> **Written problem**: From the entries that follow, extract each line holding the string "TradingView".

Stored data:

============

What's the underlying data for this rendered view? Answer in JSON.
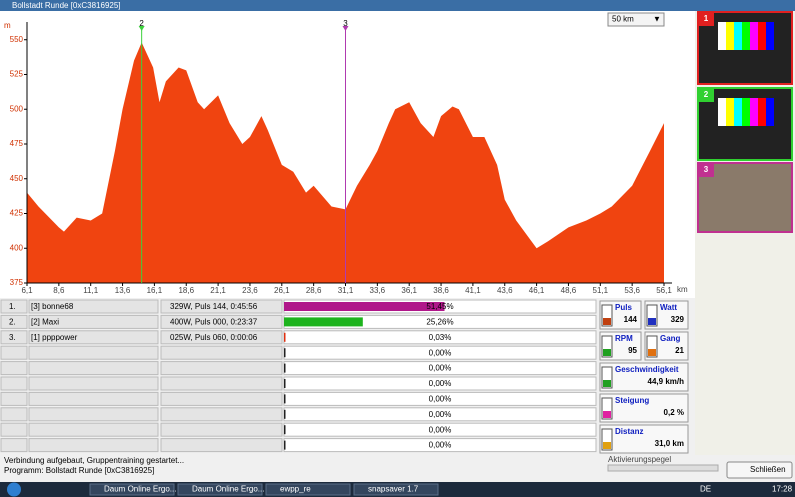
{
  "window": {
    "title": "Bollstadt Runde [0xC3816925]",
    "range_select": "50 km"
  },
  "profile": {
    "y_unit": "m",
    "x_unit": "km",
    "color": "#f04410",
    "xlim": [
      6.1,
      56.1
    ],
    "ylim": [
      375,
      557
    ],
    "yticks": [
      375,
      400,
      425,
      450,
      475,
      500,
      525,
      550
    ],
    "xticks": [
      {
        "value": 6.1,
        "label": "6,1"
      },
      {
        "value": 8.6,
        "label": "8,6"
      },
      {
        "value": 11.1,
        "label": "11,1"
      },
      {
        "value": 13.6,
        "label": "13,6"
      },
      {
        "value": 16.1,
        "label": "16,1"
      },
      {
        "value": 18.6,
        "label": "18,6"
      },
      {
        "value": 21.1,
        "label": "21,1"
      },
      {
        "value": 23.6,
        "label": "23,6"
      },
      {
        "value": 26.1,
        "label": "26,1"
      },
      {
        "value": 28.6,
        "label": "28,6"
      },
      {
        "value": 31.1,
        "label": "31,1"
      },
      {
        "value": 33.6,
        "label": "33,6"
      },
      {
        "value": 36.1,
        "label": "36,1"
      },
      {
        "value": 38.6,
        "label": "38,6"
      },
      {
        "value": 41.1,
        "label": "41,1"
      },
      {
        "value": 43.6,
        "label": "43,6"
      },
      {
        "value": 46.1,
        "label": "46,1"
      },
      {
        "value": 48.6,
        "label": "48,6"
      },
      {
        "value": 51.1,
        "label": "51,1"
      },
      {
        "value": 53.6,
        "label": "53,6"
      },
      {
        "value": 56.1,
        "label": "56,1"
      }
    ],
    "x": [
      6.1,
      7,
      8.6,
      9,
      10,
      11.1,
      12,
      13,
      13.6,
      14.5,
      15.1,
      16,
      16.5,
      17,
      18,
      18.6,
      19.5,
      20,
      21.1,
      22,
      23,
      23.6,
      24.5,
      25,
      26.1,
      27,
      28,
      28.6,
      30,
      31.1,
      32,
      33,
      33.6,
      34.5,
      35,
      36.1,
      37,
      38,
      38.6,
      39.5,
      40,
      41.1,
      42,
      43,
      43.6,
      44.5,
      46.1,
      47,
      48.6,
      50,
      51.1,
      52,
      53.6,
      55,
      56.1
    ],
    "values": [
      440,
      430,
      415,
      412,
      422,
      420,
      425,
      470,
      500,
      535,
      548,
      530,
      505,
      520,
      530,
      528,
      505,
      500,
      510,
      490,
      475,
      480,
      495,
      485,
      460,
      455,
      440,
      445,
      430,
      428,
      445,
      460,
      470,
      490,
      500,
      505,
      490,
      480,
      495,
      502,
      500,
      480,
      480,
      460,
      435,
      420,
      400,
      405,
      415,
      420,
      425,
      430,
      445,
      470,
      490
    ],
    "markers": [
      {
        "label": "2",
        "x": 15.1,
        "color": "#3bd13b"
      },
      {
        "label": "3",
        "x": 31.1,
        "color": "#b03ab0"
      }
    ]
  },
  "rows": [
    {
      "num": "1.",
      "name": "[3] bonne68",
      "info": "329W, Puls 144, 0:45:56",
      "share": {
        "value": 51.45,
        "label": "51,45%"
      },
      "color": "#b0178a"
    },
    {
      "num": "2.",
      "name": "[2] Maxi",
      "info": "400W, Puls 000, 0:23:37",
      "share": {
        "value": 25.26,
        "label": "25,26%"
      },
      "color": "#1db31d"
    },
    {
      "num": "3.",
      "name": "[1] ppppower",
      "info": "025W, Puls 060, 0:00:06",
      "share": {
        "value": 0.03,
        "label": "0,03%"
      },
      "color": "#e03010"
    },
    {
      "share": {
        "value": 0,
        "label": "0,00%"
      }
    },
    {
      "share": {
        "value": 0,
        "label": "0,00%"
      }
    },
    {
      "share": {
        "value": 0,
        "label": "0,00%"
      }
    },
    {
      "share": {
        "value": 0,
        "label": "0,00%"
      }
    },
    {
      "share": {
        "value": 0,
        "label": "0,00%"
      }
    },
    {
      "share": {
        "value": 0,
        "label": "0,00%"
      }
    },
    {
      "share": {
        "value": 0,
        "label": "0,00%"
      }
    }
  ],
  "stats": [
    {
      "label": "Puls",
      "value": "144"
    },
    {
      "label": "Watt",
      "value": "329"
    },
    {
      "label": "RPM",
      "value": "95"
    },
    {
      "label": "Gang",
      "value": "21"
    },
    {
      "label": "Geschwindigkeit",
      "value": "44,9 km/h"
    },
    {
      "label": "Steigung",
      "value": "0,2 %"
    },
    {
      "label": "Distanz",
      "value": "31,0 km"
    }
  ],
  "videos": [
    "1",
    "2",
    "3"
  ],
  "status": [
    "Verbindung aufgebaut, Gruppentraining gestartet...",
    "Programm: Bollstadt Runde [0xC3816925]"
  ],
  "activation_label": "Aktivierungspegel",
  "close_button": "Schließen",
  "taskbar": {
    "items": [
      "Daum Online Ergo...",
      "Daum Online Ergo...",
      "ewpp_re",
      "snapsaver 1.7"
    ],
    "lang": "DE",
    "clock": "17:28"
  }
}
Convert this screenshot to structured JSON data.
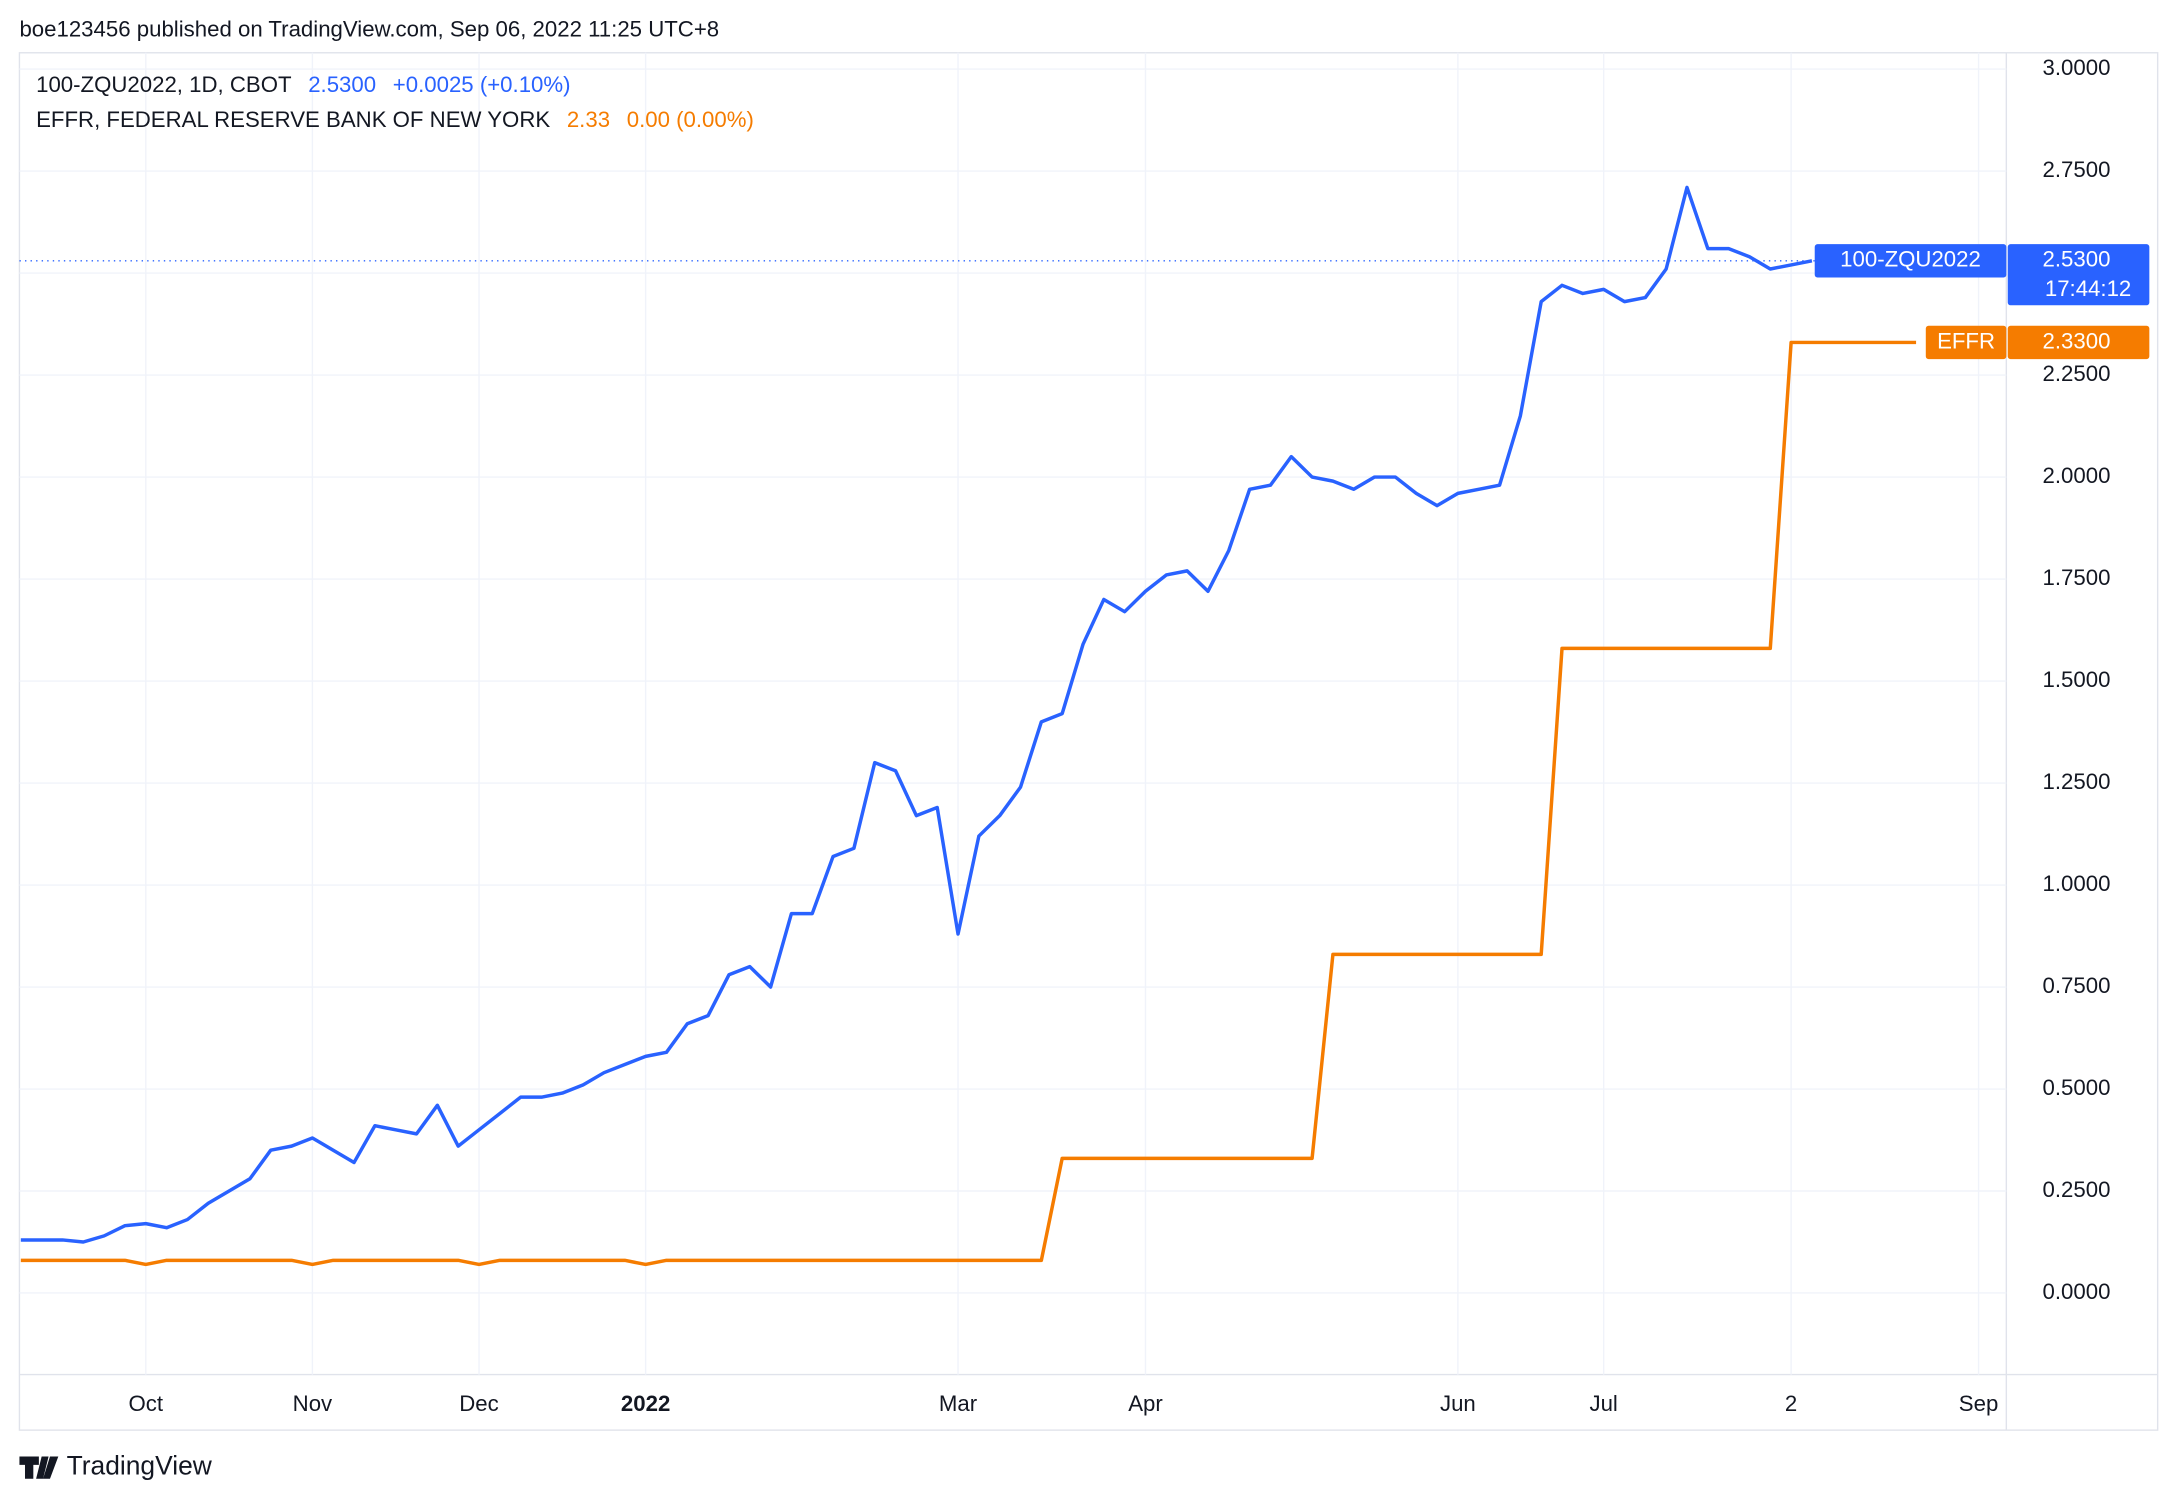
{
  "header": {
    "text": "boe123456 published on TradingView.com, Sep 06, 2022 11:25 UTC+8"
  },
  "footer": {
    "brand": "TradingView"
  },
  "chart_data": {
    "type": "line",
    "categories": [
      null,
      null,
      null,
      null,
      null,
      null,
      "Oct",
      null,
      null,
      null,
      null,
      null,
      null,
      null,
      "Nov",
      null,
      null,
      null,
      null,
      null,
      null,
      null,
      "Dec",
      null,
      null,
      null,
      null,
      null,
      null,
      null,
      "2022",
      null,
      null,
      null,
      null,
      null,
      null,
      null,
      null,
      null,
      null,
      null,
      null,
      null,
      null,
      "Mar",
      null,
      null,
      null,
      null,
      null,
      null,
      null,
      null,
      "Apr",
      null,
      null,
      null,
      null,
      null,
      null,
      null,
      null,
      null,
      null,
      null,
      null,
      null,
      null,
      "Jun",
      null,
      null,
      null,
      null,
      null,
      null,
      "Jul",
      null,
      null,
      null,
      null,
      null,
      null,
      null,
      null,
      "2",
      null,
      null,
      null,
      null,
      null,
      null,
      null,
      null,
      "Sep",
      null
    ],
    "series": [
      {
        "name": "100-ZQU2022",
        "legend": "100-ZQU2022, 1D, CBOT",
        "last_label": "2.5300",
        "change_label": "+0.0025 (+0.10%)",
        "countdown": "17:44:12",
        "tag": "100-ZQU2022",
        "color": "#2962ff",
        "price_line": true,
        "values": [
          0.13,
          0.13,
          0.13,
          0.125,
          0.14,
          0.165,
          0.17,
          0.16,
          0.18,
          0.22,
          0.25,
          0.28,
          0.35,
          0.36,
          0.38,
          0.35,
          0.32,
          0.41,
          0.4,
          0.39,
          0.46,
          0.36,
          0.4,
          0.44,
          0.48,
          0.48,
          0.49,
          0.51,
          0.54,
          0.56,
          0.58,
          0.59,
          0.66,
          0.68,
          0.78,
          0.8,
          0.75,
          0.93,
          0.93,
          1.07,
          1.09,
          1.3,
          1.28,
          1.17,
          1.19,
          0.88,
          1.12,
          1.17,
          1.24,
          1.4,
          1.42,
          1.59,
          1.7,
          1.67,
          1.72,
          1.76,
          1.77,
          1.72,
          1.82,
          1.97,
          1.98,
          2.05,
          2,
          1.99,
          1.97,
          2,
          2,
          1.96,
          1.93,
          1.96,
          1.97,
          1.98,
          2.15,
          2.43,
          2.47,
          2.45,
          2.46,
          2.43,
          2.44,
          2.51,
          2.71,
          2.56,
          2.56,
          2.54,
          2.51,
          2.52,
          2.53,
          null,
          null,
          null,
          null,
          null,
          null,
          null,
          null,
          null
        ]
      },
      {
        "name": "EFFR",
        "legend": "EFFR, FEDERAL RESERVE BANK OF NEW YORK",
        "last_label": "2.33",
        "change_label": "0.00 (0.00%)",
        "axis_label": "2.3300",
        "tag": "EFFR",
        "color": "#f57c00",
        "price_line": false,
        "values": [
          0.08,
          0.08,
          0.08,
          0.08,
          0.08,
          0.08,
          0.07,
          0.08,
          0.08,
          0.08,
          0.08,
          0.08,
          0.08,
          0.08,
          0.07,
          0.08,
          0.08,
          0.08,
          0.08,
          0.08,
          0.08,
          0.08,
          0.07,
          0.08,
          0.08,
          0.08,
          0.08,
          0.08,
          0.08,
          0.08,
          0.07,
          0.08,
          0.08,
          0.08,
          0.08,
          0.08,
          0.08,
          0.08,
          0.08,
          0.08,
          0.08,
          0.08,
          0.08,
          0.08,
          0.08,
          0.08,
          0.08,
          0.08,
          0.08,
          0.08,
          0.33,
          0.33,
          0.33,
          0.33,
          0.33,
          0.33,
          0.33,
          0.33,
          0.33,
          0.33,
          0.33,
          0.33,
          0.33,
          0.83,
          0.83,
          0.83,
          0.83,
          0.83,
          0.83,
          0.83,
          0.83,
          0.83,
          0.83,
          0.83,
          1.58,
          1.58,
          1.58,
          1.58,
          1.58,
          1.58,
          1.58,
          1.58,
          1.58,
          1.58,
          1.58,
          2.33,
          2.33,
          2.33,
          2.33,
          2.33,
          2.33,
          2.33,
          null,
          null,
          null,
          null
        ]
      }
    ],
    "ylim": [
      -0.2,
      3.04
    ],
    "yticks": [
      {
        "value": 0,
        "label": "0.0000"
      },
      {
        "value": 0.25,
        "label": "0.2500"
      },
      {
        "value": 0.5,
        "label": "0.5000"
      },
      {
        "value": 0.75,
        "label": "0.7500"
      },
      {
        "value": 1,
        "label": "1.0000"
      },
      {
        "value": 1.25,
        "label": "1.2500"
      },
      {
        "value": 1.5,
        "label": "1.5000"
      },
      {
        "value": 1.75,
        "label": "1.7500"
      },
      {
        "value": 2,
        "label": "2.0000"
      },
      {
        "value": 2.25,
        "label": "2.2500"
      },
      {
        "value": 2.5,
        "label": "2.5000"
      },
      {
        "value": 2.75,
        "label": "2.7500"
      },
      {
        "value": 3,
        "label": "3.0000"
      }
    ],
    "grid": true
  }
}
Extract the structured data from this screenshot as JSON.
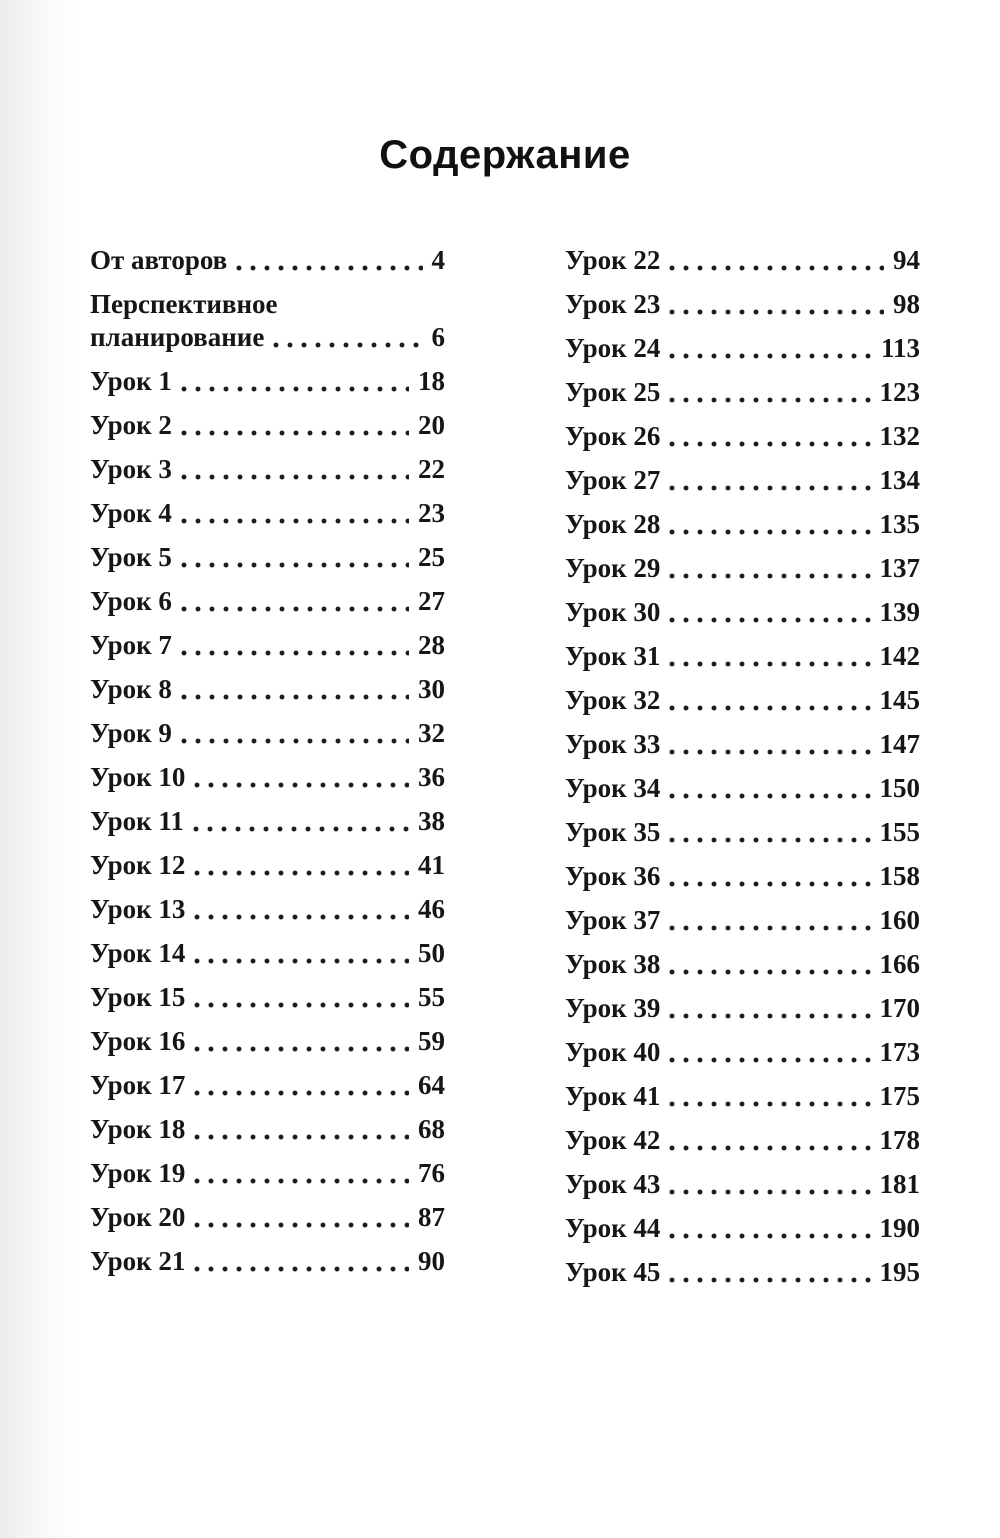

============

> **Response to this exercise**:
    "text": "boe123456 published on TradingView.com, Sep 06, 2022 11:25 UTC+8"
    "brand": "TradingView"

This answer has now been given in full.